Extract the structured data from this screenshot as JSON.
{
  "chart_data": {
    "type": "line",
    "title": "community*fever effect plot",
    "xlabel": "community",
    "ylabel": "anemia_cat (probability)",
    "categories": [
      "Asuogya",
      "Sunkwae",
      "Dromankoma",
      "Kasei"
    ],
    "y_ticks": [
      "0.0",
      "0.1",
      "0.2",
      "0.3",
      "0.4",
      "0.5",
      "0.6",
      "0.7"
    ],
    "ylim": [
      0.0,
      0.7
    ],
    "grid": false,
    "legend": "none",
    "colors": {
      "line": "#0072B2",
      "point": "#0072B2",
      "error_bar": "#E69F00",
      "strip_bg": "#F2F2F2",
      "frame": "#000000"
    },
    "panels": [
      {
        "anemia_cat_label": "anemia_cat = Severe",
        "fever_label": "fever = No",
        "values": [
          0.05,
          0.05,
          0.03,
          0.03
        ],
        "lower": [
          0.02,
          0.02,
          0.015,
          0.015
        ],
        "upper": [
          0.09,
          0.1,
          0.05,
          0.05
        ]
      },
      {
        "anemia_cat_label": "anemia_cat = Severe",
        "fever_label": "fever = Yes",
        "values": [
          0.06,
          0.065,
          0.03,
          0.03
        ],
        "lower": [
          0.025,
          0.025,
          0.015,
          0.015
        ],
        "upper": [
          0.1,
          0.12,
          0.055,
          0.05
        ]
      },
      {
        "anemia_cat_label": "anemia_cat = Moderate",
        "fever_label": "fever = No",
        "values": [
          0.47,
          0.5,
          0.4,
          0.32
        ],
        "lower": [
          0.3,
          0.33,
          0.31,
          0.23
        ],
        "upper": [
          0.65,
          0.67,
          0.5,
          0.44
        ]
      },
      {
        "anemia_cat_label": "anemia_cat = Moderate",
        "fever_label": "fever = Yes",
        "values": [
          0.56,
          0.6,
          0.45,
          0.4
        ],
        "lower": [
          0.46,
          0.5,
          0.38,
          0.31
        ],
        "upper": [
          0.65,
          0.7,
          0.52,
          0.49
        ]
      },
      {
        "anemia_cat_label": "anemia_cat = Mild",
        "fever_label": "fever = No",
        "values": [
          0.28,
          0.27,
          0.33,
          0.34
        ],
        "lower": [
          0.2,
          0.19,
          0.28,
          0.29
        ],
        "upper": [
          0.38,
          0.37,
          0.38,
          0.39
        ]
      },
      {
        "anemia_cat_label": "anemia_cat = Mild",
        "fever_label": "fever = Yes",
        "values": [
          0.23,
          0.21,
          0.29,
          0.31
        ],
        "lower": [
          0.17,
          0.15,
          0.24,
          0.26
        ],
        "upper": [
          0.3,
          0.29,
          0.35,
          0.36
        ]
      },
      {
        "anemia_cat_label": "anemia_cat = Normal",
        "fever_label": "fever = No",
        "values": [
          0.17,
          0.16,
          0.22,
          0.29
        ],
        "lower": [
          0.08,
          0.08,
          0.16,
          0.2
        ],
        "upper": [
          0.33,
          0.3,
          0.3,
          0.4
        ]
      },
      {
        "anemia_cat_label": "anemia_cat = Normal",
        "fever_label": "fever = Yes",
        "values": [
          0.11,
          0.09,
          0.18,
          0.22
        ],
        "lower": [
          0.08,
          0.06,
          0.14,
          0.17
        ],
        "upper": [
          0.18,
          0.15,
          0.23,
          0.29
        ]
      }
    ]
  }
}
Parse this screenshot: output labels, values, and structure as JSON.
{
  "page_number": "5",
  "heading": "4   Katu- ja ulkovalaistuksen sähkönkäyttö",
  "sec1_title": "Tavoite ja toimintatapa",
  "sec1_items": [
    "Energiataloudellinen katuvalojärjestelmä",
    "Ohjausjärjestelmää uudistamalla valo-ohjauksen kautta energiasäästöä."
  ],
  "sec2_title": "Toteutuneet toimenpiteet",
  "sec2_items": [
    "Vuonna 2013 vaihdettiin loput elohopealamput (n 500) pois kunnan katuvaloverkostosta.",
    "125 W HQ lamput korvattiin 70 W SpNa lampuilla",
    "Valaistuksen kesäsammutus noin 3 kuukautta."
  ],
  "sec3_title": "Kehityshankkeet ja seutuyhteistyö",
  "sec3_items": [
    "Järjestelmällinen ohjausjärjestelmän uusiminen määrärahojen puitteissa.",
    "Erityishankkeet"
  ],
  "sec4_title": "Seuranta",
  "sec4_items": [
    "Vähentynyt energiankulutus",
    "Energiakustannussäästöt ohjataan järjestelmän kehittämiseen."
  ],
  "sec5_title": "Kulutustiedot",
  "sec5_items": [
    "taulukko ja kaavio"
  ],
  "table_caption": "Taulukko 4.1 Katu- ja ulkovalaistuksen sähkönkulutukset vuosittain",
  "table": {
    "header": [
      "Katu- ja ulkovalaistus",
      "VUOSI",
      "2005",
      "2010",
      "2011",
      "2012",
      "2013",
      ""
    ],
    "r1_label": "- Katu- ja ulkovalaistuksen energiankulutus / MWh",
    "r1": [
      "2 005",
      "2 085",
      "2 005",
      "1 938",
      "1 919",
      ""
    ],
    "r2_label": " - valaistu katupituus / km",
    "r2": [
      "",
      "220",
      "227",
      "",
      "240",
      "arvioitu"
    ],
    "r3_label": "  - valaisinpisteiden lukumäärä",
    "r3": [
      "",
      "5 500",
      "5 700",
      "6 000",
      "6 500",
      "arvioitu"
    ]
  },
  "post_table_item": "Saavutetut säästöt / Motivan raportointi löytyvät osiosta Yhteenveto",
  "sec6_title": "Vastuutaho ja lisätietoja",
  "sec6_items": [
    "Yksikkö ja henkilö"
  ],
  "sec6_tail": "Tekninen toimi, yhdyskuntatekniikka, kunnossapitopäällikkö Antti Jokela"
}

····················

> _Task to complete_: Pull out every line of the entries that includes the word "JSON".

> _Problem solution_:
Extract the structured data from this screenshot as JSON.
Parse this screenshot: output labels, values, and structure as JSON.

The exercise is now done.